Your goal
Listed below are entries; give the number of lines among them that include "gunnen", and only that number.

Available records

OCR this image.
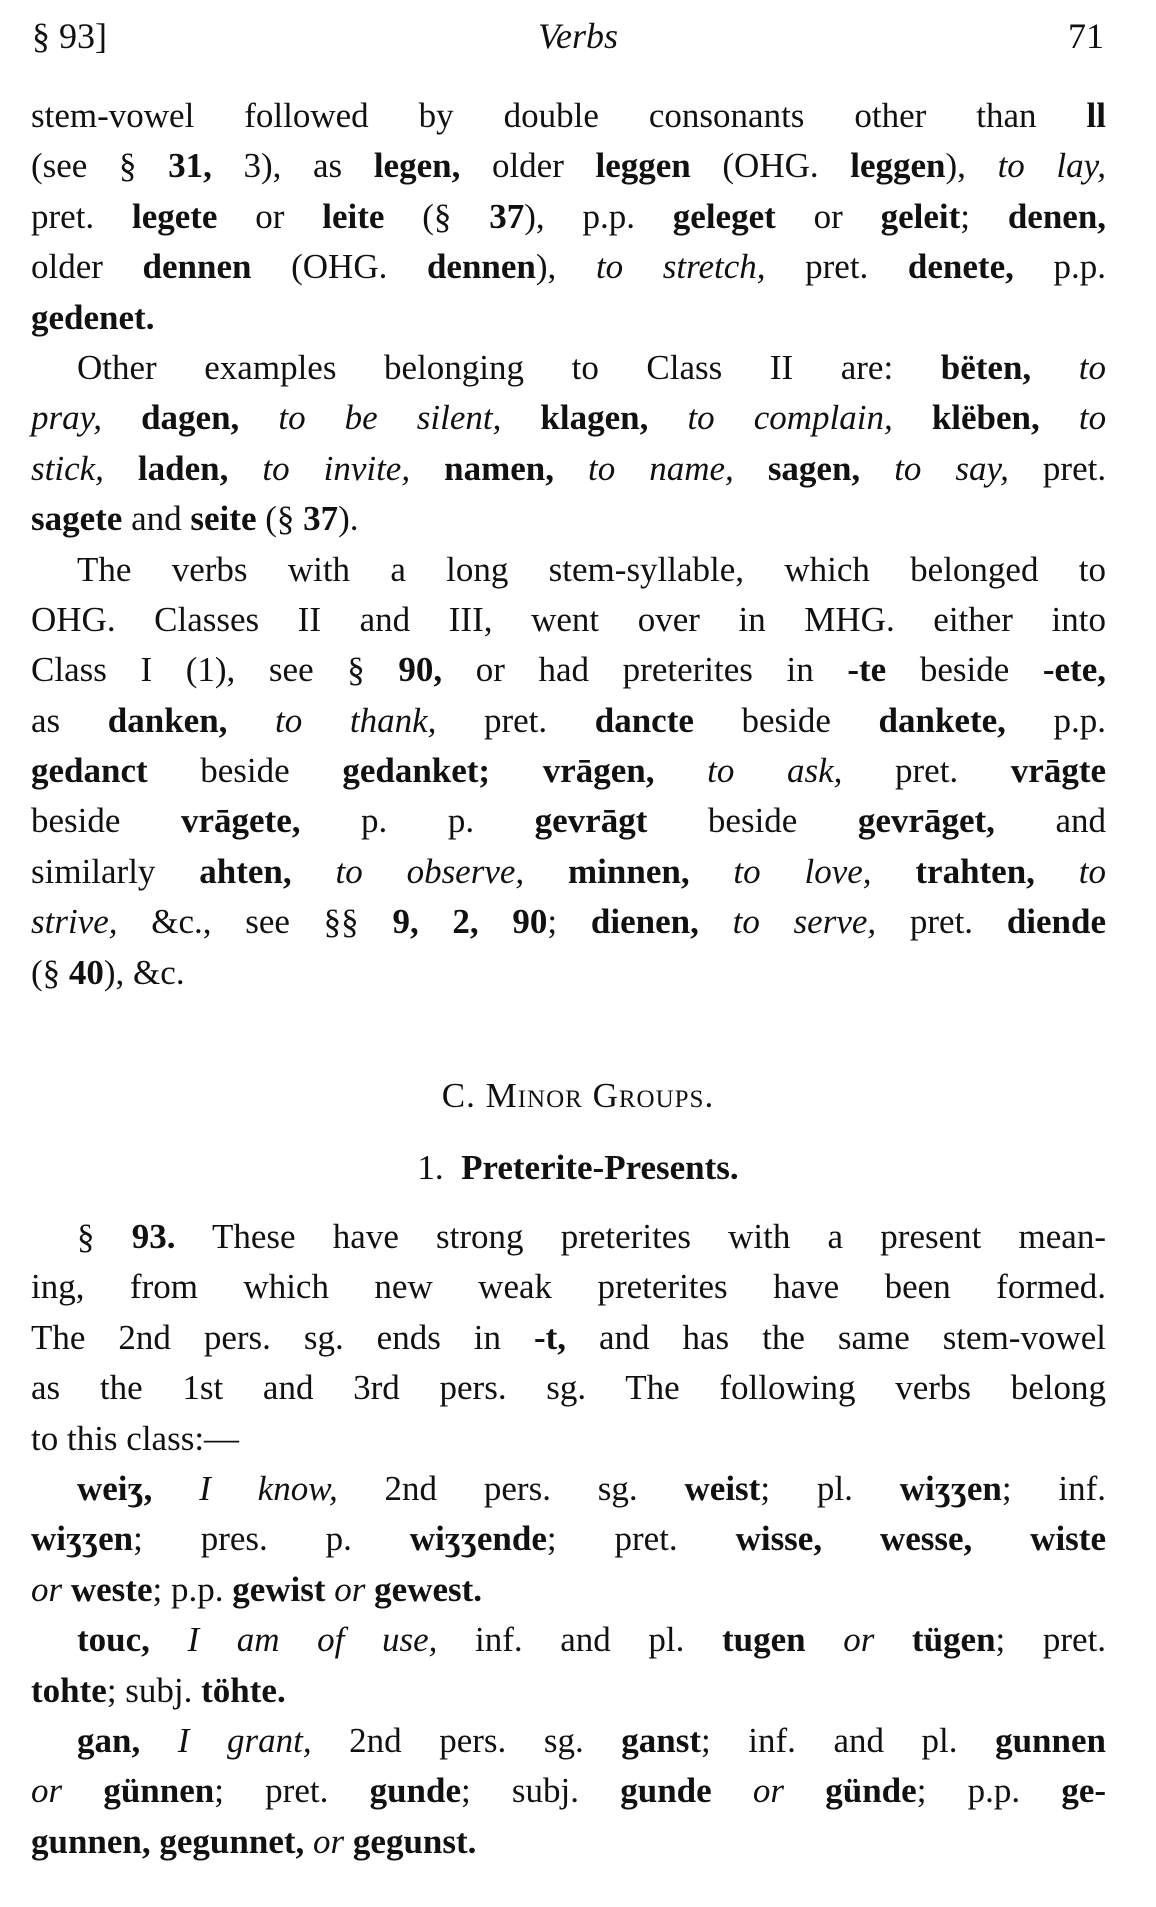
§ 93]	Verbs	71
stem-vowel followed by double consonants other than ll
(see § 31, 3), as legen, older leggen (OHG. leggen), to lay,
pret. legete or leite (§ 37), p.p. geleget or geleit; denen,
older dennen (OHG. dennen), to stretch, pret. denete, p.p.
gedenet.
Other examples belonging to Class II are: bëten, to
pray, dagen, to be silent, klagen, to complain, klëben, to
stick, laden, to invite, namen, to name, sagen, to say, pret.
sagete and seite (§ 37).
The verbs with a long stem-syllable, which belonged to
OHG. Classes II and III, went over in MHG. either into
Class I (1), see § 90, or had preterites in -te beside -ete,
as danken, to thank, pret. dancte beside dankete, p.p.
gedanct beside gedanket; vrāgen, to ask, pret. vrāgte
beside vrāgete, p. p. gevrāgt beside gevrāget, and
similarly ahten, to observe, minnen, to love, trahten, to
strive, &c., see §§ 9, 2, 90; dienen, to serve, pret. diende
(§ 40), &c.
C. Minor Groups.
1. Preterite-Presents.
§ 93. These have strong preterites with a present mean-
ing, from which new weak preterites have been formed.
The 2nd pers. sg. ends in -t, and has the same stem-vowel
as the 1st and 3rd pers. sg. The following verbs belong
to this class:—
weiʒ, I know, 2nd pers. sg. weist; pl. wiʒʒen; inf.
wiʒʒen; pres. p. wiʒʒende; pret. wisse, wesse, wiste
or weste; p.p. gewist or gewest.
touc, I am of use, inf. and pl. tugen or tügen; pret.
tohte; subj. töhte.
gan, I grant, 2nd pers. sg. ganst; inf. and pl. gunnen
or günnen; pret. gunde; subj. gunde or günde; p.p. ge-
gunnen, gegunnet, or gegunst.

Complete response
2